_What the task requires_
Output each entry exactly; skip nothing.

━━━ Entries shown ━━━

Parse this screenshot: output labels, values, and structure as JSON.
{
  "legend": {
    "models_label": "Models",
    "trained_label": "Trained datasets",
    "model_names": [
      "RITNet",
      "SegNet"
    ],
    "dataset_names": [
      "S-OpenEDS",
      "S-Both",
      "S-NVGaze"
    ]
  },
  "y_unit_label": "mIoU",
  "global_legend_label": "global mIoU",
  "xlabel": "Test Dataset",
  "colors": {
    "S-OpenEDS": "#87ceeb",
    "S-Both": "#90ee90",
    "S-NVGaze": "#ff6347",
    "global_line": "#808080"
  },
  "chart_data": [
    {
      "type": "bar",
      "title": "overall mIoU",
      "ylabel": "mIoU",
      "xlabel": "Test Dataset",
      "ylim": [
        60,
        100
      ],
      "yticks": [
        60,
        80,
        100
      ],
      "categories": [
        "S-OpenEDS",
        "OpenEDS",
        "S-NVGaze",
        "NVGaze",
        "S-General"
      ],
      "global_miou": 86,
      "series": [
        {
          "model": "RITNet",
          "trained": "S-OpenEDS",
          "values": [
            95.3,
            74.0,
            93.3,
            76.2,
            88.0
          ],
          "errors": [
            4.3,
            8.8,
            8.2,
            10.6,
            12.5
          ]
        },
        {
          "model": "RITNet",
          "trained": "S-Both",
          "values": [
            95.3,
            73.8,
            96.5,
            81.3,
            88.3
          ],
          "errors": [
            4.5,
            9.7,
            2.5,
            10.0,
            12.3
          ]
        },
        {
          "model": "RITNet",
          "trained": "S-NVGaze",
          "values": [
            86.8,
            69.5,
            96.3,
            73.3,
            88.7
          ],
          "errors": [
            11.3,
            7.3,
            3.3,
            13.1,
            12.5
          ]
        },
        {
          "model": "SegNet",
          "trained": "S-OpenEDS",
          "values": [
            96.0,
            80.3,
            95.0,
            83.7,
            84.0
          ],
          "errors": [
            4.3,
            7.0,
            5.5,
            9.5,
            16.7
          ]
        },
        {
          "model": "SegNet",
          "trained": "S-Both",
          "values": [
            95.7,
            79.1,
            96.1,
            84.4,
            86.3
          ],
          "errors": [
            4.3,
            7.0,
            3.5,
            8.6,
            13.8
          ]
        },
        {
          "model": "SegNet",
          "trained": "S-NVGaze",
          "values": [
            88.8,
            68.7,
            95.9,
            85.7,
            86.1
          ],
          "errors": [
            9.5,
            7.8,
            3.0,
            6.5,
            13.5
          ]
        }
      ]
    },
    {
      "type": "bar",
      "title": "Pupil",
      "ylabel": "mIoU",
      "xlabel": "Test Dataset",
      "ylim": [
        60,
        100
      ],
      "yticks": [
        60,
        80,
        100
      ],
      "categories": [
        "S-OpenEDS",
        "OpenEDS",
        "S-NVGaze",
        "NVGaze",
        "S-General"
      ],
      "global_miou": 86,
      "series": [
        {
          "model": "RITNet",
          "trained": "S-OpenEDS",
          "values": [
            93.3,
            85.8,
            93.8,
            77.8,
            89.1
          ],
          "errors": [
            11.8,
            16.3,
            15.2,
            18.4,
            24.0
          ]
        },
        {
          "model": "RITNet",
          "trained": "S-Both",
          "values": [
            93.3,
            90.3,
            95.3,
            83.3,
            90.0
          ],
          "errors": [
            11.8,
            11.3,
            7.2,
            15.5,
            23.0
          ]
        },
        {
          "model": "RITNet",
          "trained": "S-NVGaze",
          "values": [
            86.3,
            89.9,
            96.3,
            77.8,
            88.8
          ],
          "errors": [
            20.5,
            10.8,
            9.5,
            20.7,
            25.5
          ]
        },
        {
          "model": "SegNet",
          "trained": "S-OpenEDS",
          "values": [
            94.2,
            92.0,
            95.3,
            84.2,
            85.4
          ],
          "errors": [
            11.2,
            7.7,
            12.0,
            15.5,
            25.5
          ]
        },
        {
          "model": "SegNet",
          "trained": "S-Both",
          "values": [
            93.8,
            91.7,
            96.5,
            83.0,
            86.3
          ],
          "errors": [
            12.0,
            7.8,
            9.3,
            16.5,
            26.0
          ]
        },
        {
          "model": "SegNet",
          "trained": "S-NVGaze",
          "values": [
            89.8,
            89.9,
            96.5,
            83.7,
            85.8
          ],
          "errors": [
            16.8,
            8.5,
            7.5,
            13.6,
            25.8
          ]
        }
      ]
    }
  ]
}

━━━

_Exercise response_
Parse this screenshot: output labels, values, and structure as JSON.
{
  "legend": {
    "models_label": "Models",
    "trained_label": "Trained datasets",
    "model_names": [
      "RITNet",
      "SegNet"
    ],
    "dataset_names": [
      "S-OpenEDS",
      "S-Both",
      "S-NVGaze"
    ]
  },
  "y_unit_label": "mIoU",
  "global_legend_label": "global mIoU",
  "xlabel": "Test Dataset",
  "colors": {
    "S-OpenEDS": "#87ceeb",
    "S-Both": "#90ee90",
    "S-NVGaze": "#ff6347",
    "global_line": "#808080"
  },
  "chart_data": [
    {
      "type": "bar",
      "title": "overall mIoU",
      "ylabel": "mIoU",
      "xlabel": "Test Dataset",
      "ylim": [
        60,
        100
      ],
      "yticks": [
        60,
        80,
        100
      ],
      "categories": [
        "S-OpenEDS",
        "OpenEDS",
        "S-NVGaze",
        "NVGaze",
        "S-General"
      ],
      "global_miou": 86,
      "series": [
        {
          "model": "RITNet",
          "trained": "S-OpenEDS",
          "values": [
            95.3,
            74.0,
            93.3,
            76.2,
            88.0
          ],
          "errors": [
            4.3,
            8.8,
            8.2,
            10.6,
            12.5
          ]
        },
        {
          "model": "RITNet",
          "trained": "S-Both",
          "values": [
            95.3,
            73.8,
            96.5,
            81.3,
            88.3
          ],
          "errors": [
            4.5,
            9.7,
            2.5,
            10.0,
            12.3
          ]
        },
        {
          "model": "RITNet",
          "trained": "S-NVGaze",
          "values": [
            86.8,
            69.5,
            96.3,
            73.3,
            88.7
          ],
          "errors": [
            11.3,
            7.3,
            3.3,
            13.1,
            12.5
          ]
        },
        {
          "model": "SegNet",
          "trained": "S-OpenEDS",
          "values": [
            96.0,
            80.3,
            95.0,
            83.7,
            84.0
          ],
          "errors": [
            4.3,
            7.0,
            5.5,
            9.5,
            16.7
          ]
        },
        {
          "model": "SegNet",
          "trained": "S-Both",
          "values": [
            95.7,
            79.1,
            96.1,
            84.4,
            86.3
          ],
          "errors": [
            4.3,
            7.0,
            3.5,
            8.6,
            13.8
          ]
        },
        {
          "model": "SegNet",
          "trained": "S-NVGaze",
          "values": [
            88.8,
            68.7,
            95.9,
            85.7,
            86.1
          ],
          "errors": [
            9.5,
            7.8,
            3.0,
            6.5,
            13.5
          ]
        }
      ]
    },
    {
      "type": "bar",
      "title": "Pupil",
      "ylabel": "mIoU",
      "xlabel": "Test Dataset",
      "ylim": [
        60,
        100
      ],
      "yticks": [
        60,
        80,
        100
      ],
      "categories": [
        "S-OpenEDS",
        "OpenEDS",
        "S-NVGaze",
        "NVGaze",
        "S-General"
      ],
      "global_miou": 86,
      "series": [
        {
          "model": "RITNet",
          "trained": "S-OpenEDS",
          "values": [
            93.3,
            85.8,
            93.8,
            77.8,
            89.1
          ],
          "errors": [
            11.8,
            16.3,
            15.2,
            18.4,
            24.0
          ]
        },
        {
          "model": "RITNet",
          "trained": "S-Both",
          "values": [
            93.3,
            90.3,
            95.3,
            83.3,
            90.0
          ],
          "errors": [
            11.8,
            11.3,
            7.2,
            15.5,
            23.0
          ]
        },
        {
          "model": "RITNet",
          "trained": "S-NVGaze",
          "values": [
            86.3,
            89.9,
            96.3,
            77.8,
            88.8
          ],
          "errors": [
            20.5,
            10.8,
            9.5,
            20.7,
            25.5
          ]
        },
        {
          "model": "SegNet",
          "trained": "S-OpenEDS",
          "values": [
            94.2,
            92.0,
            95.3,
            84.2,
            85.4
          ],
          "errors": [
            11.2,
            7.7,
            12.0,
            15.5,
            25.5
          ]
        },
        {
          "model": "SegNet",
          "trained": "S-Both",
          "values": [
            93.8,
            91.7,
            96.5,
            83.0,
            86.3
          ],
          "errors": [
            12.0,
            7.8,
            9.3,
            16.5,
            26.0
          ]
        },
        {
          "model": "SegNet",
          "trained": "S-NVGaze",
          "values": [
            89.8,
            89.9,
            96.5,
            83.7,
            85.8
          ],
          "errors": [
            16.8,
            8.5,
            7.5,
            13.6,
            25.8
          ]
        }
      ]
    }
  ]
}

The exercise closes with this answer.